> _Work to be completed_
Restate the complete material exactly.

(Excerpts from a figure dataset)

[Start]

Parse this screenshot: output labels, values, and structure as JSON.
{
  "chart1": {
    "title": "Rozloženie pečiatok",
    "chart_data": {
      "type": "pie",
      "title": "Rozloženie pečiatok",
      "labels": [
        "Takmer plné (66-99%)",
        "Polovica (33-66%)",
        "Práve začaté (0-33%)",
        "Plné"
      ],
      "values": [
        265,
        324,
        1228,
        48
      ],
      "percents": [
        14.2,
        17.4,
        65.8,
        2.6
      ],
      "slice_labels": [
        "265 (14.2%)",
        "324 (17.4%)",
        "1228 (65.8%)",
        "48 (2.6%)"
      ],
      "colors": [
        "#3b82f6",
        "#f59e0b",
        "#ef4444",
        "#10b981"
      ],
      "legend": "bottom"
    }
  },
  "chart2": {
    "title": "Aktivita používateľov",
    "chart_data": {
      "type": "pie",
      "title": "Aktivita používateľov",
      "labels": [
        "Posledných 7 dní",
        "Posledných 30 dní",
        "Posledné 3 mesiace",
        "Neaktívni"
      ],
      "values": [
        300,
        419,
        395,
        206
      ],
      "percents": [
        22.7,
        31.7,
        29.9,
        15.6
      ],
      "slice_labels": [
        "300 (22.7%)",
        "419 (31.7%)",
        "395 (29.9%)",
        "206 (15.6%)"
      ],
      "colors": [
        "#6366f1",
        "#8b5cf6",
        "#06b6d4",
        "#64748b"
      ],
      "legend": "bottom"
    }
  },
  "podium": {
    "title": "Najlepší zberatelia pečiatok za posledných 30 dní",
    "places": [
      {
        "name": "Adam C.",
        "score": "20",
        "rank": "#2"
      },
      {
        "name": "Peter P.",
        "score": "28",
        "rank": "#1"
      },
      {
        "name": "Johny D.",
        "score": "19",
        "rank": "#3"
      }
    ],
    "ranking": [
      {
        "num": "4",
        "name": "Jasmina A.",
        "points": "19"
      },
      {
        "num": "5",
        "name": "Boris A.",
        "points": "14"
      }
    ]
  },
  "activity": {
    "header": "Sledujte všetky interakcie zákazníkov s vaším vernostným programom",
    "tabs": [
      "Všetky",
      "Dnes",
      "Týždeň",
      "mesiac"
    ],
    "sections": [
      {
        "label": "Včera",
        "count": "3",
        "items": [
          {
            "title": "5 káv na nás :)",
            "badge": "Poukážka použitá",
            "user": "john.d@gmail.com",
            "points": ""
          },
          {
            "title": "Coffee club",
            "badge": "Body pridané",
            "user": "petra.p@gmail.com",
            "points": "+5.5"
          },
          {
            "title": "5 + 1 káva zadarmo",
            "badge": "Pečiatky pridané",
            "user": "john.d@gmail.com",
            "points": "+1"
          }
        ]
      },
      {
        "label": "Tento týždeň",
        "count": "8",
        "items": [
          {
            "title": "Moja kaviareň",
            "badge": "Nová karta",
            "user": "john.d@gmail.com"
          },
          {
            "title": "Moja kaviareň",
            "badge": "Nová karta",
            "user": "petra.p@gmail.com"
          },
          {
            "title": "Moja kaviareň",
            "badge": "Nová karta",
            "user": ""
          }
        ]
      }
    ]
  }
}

[End]

> _Exercise solution_
Parse this screenshot: output labels, values, and structure as JSON.
{
  "chart1": {
    "title": "Rozloženie pečiatok",
    "chart_data": {
      "type": "pie",
      "title": "Rozloženie pečiatok",
      "labels": [
        "Takmer plné (66-99%)",
        "Polovica (33-66%)",
        "Práve začaté (0-33%)",
        "Plné"
      ],
      "values": [
        265,
        324,
        1228,
        48
      ],
      "percents": [
        14.2,
        17.4,
        65.8,
        2.6
      ],
      "slice_labels": [
        "265 (14.2%)",
        "324 (17.4%)",
        "1228 (65.8%)",
        "48 (2.6%)"
      ],
      "colors": [
        "#3b82f6",
        "#f59e0b",
        "#ef4444",
        "#10b981"
      ],
      "legend": "bottom"
    }
  },
  "chart2": {
    "title": "Aktivita používateľov",
    "chart_data": {
      "type": "pie",
      "title": "Aktivita používateľov",
      "labels": [
        "Posledných 7 dní",
        "Posledných 30 dní",
        "Posledné 3 mesiace",
        "Neaktívni"
      ],
      "values": [
        300,
        419,
        395,
        206
      ],
      "percents": [
        22.7,
        31.7,
        29.9,
        15.6
      ],
      "slice_labels": [
        "300 (22.7%)",
        "419 (31.7%)",
        "395 (29.9%)",
        "206 (15.6%)"
      ],
      "colors": [
        "#6366f1",
        "#8b5cf6",
        "#06b6d4",
        "#64748b"
      ],
      "legend": "bottom"
    }
  },
  "podium": {
    "title": "Najlepší zberatelia pečiatok za posledných 30 dní",
    "places": [
      {
        "name": "Adam C.",
        "score": "20",
        "rank": "#2"
      },
      {
        "name": "Peter P.",
        "score": "28",
        "rank": "#1"
      },
      {
        "name": "Johny D.",
        "score": "19",
        "rank": "#3"
      }
    ],
    "ranking": [
      {
        "num": "4",
        "name": "Jasmina A.",
        "points": "19"
      },
      {
        "num": "5",
        "name": "Boris A.",
        "points": "14"
      }
    ]
  },
  "activity": {
    "header": "Sledujte všetky interakcie zákazníkov s vaším vernostným programom",
    "tabs": [
      "Všetky",
      "Dnes",
      "Týždeň",
      "mesiac"
    ],
    "sections": [
      {
        "label": "Včera",
        "count": "3",
        "items": [
          {
            "title": "5 káv na nás :)",
            "badge": "Poukážka použitá",
            "user": "john.d@gmail.com",
            "points": ""
          },
          {
            "title": "Coffee club",
            "badge": "Body pridané",
            "user": "petra.p@gmail.com",
            "points": "+5.5"
          },
          {
            "title": "5 + 1 káva zadarmo",
            "badge": "Pečiatky pridané",
            "user": "john.d@gmail.com",
            "points": "+1"
          }
        ]
      },
      {
        "label": "Tento týždeň",
        "count": "8",
        "items": [
          {
            "title": "Moja kaviareň",
            "badge": "Nová karta",
            "user": "john.d@gmail.com"
          },
          {
            "title": "Moja kaviareň",
            "badge": "Nová karta",
            "user": "petra.p@gmail.com"
          },
          {
            "title": "Moja kaviareň",
            "badge": "Nová karta",
            "user": ""
          }
        ]
      }
    ]
  }
}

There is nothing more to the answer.